Directions:
Determine how many lines in the data below contain "Bias" and write only that number.

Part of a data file
========================
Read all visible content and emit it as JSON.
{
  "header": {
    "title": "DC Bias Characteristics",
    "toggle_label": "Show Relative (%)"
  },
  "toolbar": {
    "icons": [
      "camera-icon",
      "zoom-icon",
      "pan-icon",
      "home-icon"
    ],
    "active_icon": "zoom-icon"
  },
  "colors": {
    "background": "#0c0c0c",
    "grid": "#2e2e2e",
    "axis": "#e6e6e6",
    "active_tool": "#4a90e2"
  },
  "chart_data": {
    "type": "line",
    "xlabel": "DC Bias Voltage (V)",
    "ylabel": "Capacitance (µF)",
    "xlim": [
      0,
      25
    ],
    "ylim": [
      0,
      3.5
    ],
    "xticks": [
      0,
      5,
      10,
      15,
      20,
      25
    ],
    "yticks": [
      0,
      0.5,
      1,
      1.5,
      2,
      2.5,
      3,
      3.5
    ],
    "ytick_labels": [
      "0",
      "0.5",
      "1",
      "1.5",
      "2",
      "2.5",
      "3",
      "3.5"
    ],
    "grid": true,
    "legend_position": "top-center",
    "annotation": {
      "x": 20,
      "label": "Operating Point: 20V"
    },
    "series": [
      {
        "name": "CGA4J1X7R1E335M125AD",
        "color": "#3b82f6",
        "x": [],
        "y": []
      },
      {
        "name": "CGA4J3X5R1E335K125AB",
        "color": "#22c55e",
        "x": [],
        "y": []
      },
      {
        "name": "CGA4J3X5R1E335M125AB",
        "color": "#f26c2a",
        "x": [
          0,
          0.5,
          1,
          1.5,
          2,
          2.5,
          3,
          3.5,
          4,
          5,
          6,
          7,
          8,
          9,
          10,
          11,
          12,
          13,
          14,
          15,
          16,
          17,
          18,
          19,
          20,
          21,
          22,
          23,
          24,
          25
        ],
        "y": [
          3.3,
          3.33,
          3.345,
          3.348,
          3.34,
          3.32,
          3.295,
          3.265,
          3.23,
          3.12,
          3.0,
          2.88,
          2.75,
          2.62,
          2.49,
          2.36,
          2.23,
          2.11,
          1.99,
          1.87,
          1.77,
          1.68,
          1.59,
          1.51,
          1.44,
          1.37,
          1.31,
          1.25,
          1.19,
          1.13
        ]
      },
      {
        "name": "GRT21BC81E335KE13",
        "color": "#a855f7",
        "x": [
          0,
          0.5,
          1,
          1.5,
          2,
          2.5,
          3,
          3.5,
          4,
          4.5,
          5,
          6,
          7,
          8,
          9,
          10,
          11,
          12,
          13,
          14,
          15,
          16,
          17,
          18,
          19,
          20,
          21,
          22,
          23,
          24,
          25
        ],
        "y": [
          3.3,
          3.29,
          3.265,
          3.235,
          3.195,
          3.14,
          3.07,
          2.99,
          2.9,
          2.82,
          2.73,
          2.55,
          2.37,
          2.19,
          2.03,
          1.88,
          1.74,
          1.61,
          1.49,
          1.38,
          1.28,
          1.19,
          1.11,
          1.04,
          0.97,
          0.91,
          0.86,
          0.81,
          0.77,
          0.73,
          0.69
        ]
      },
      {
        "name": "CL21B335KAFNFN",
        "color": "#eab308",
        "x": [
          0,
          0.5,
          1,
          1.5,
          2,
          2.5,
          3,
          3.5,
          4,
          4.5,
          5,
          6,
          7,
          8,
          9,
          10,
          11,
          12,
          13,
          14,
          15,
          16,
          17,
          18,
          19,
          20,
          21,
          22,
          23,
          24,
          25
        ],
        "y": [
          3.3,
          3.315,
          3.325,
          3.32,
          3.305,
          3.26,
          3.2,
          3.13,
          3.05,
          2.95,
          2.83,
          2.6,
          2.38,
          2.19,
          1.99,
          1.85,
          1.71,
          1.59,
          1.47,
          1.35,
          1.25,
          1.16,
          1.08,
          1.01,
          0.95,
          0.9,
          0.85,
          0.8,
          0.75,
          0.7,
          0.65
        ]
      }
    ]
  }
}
========================
Answer below:
2